## [PASSAGE]
┄┄┄┄┄┄┄┄┄┄
Right, skb will not even be cloned or generated, let alone queue it in
the error queue. For bpf extension, preventing skb to be queued in the
error queue is a very vital thing.

> space won't get it from the error queue which is a change of behavior. I was
> saying I am fine but not sure if someone depends on this behavior.

For bpf part, it's okay to bypass the queuing skb into the errqueue
logic, which has been discussed at netconf before this series with
Willem also.
For non-bpf part, I will not touch and modify their prior behaviour.

>
> I think we start talking pass each other on this. I will wait for the code on
> this part and the selftest first.

I will keep this code snippets in V3 so that three kinds of printing
could work parallelly:
@@ -5601,6 +5636,9 @@ void __skb_tstamp_tx(struct sk_buff *orig_skb,
        if (!sk)
                return;

+       if (static_branch_unlikely(&bpf_tstamp_control))
+               bpf_skb_tstamp_tx_output(sk, tstype);
+
        skb_tstamp_tx_output(orig_skb, ack_skb, hwtstamps, sk, tstype);
 }

So please forget what we've talked about testing the
SOF_TIMESTAMPING_SOFTWARE flag thing.

>
> >
> >> I suspect
> >> the user space will still read something from the error queue unless there is
> >> SOF_TIMESTAMPING_OPT_TSONLY but it won't have the tstamp cmsg.
> >
> > No, please see above.
> >
> >>
> >> Adding SOF_TIMESTAMPING_SOFTWARE test to the sk_tstamp_tx_flags() will stop it
> >> from even queuing to the error queue? I think it is ok but I am not sure if
> >> anyone is depending on the above behavior.
> >
> > SOF_TIMESTAMPING_SOFTWARE is only used in traditional SO_TIMESTAMPING
>
> Got it. This part is now understood.
>
> It is one of the reasons for my earlier question on which SOF_* that bpf needs
> to support. I want to simplify the naming part of the SOF_* in bpf_sesockopt but
> lets leave these nits for a little later.
>
> However, it will be very useful to highlight which SOF_* will never be used in
> bpf in v3.

Got it. Will do that.

>
> > features including cmsg mode. But it will not be used in bpf mode. So
> > the test statement is enough to divided those three cases into two
> > groups.
>
> >
> >>
> >>> work fine. If it has the flag, we could use skb_tstamp_tx_output() to
> >>> print based on patch [4/12]; if not, we will use
> >>> bpf_skb_tstamp_tx_output() to print.
> >>>
> >>> If users use traditional ways of deploying SO_TIMESTAMPING, sk_tsflags
> >>> always has SOF_TIMESTAMPING_SOFTWARE which is a software report flag
> >>> (please see Documentation/networking/timestamping.rst). We can see a
> >>> good example on how to use in
> >>> tools/testing/selftests/net/txtimestamp.c:
> >>> do_test()
┄┄┄┄┄┄┄┄┄┄
## [DATASET EXCERPT]
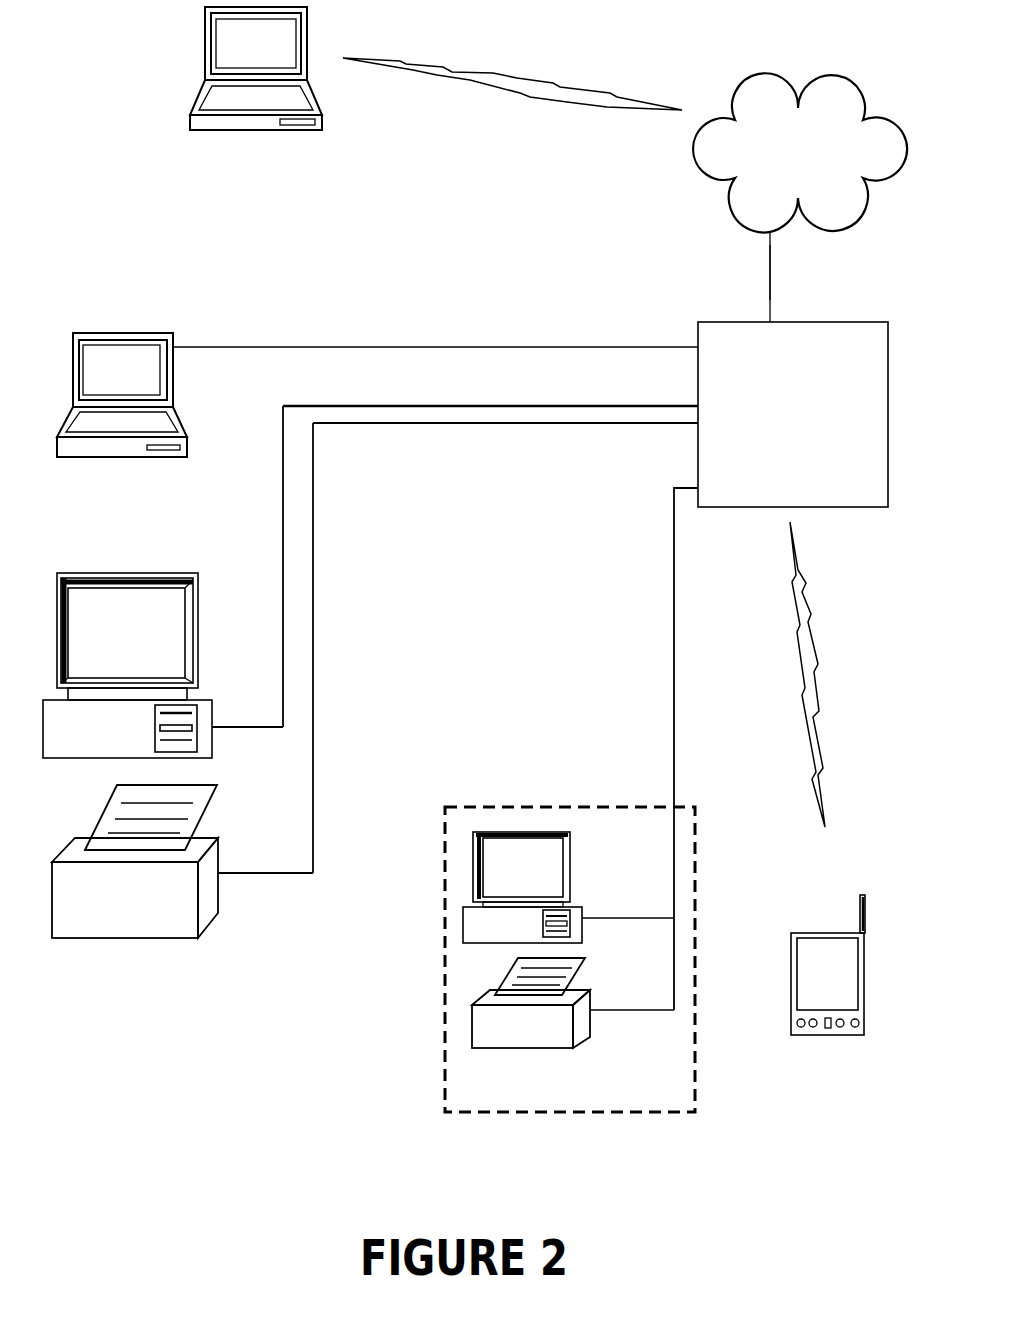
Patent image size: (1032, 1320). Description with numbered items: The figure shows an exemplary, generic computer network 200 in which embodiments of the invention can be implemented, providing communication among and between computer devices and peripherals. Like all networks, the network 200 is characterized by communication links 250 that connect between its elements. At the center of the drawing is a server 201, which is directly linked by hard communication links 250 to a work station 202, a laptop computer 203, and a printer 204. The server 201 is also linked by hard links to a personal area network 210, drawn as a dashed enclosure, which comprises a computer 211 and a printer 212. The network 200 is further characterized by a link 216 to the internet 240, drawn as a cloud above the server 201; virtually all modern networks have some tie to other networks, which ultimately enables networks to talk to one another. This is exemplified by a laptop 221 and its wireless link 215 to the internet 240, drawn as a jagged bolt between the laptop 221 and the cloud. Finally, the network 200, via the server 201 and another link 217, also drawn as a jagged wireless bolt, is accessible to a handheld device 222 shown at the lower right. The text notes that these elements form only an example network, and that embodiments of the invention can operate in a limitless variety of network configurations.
┄┄┄┄┄┄┄┄┄┄
## [YOUR INSTRUCTIONS]
Repeat the part of the mailing-list thread between "For bpf part, it's" and "their prior behaviour.", inclusive, word for word.

## [FULL SOLUTION]
For bpf part, it's okay to bypass the queuing skb into the errqueue
logic, which has been discussed at netconf before this series with
Willem also.
For non-bpf part, I will not touch and modify their prior behaviour.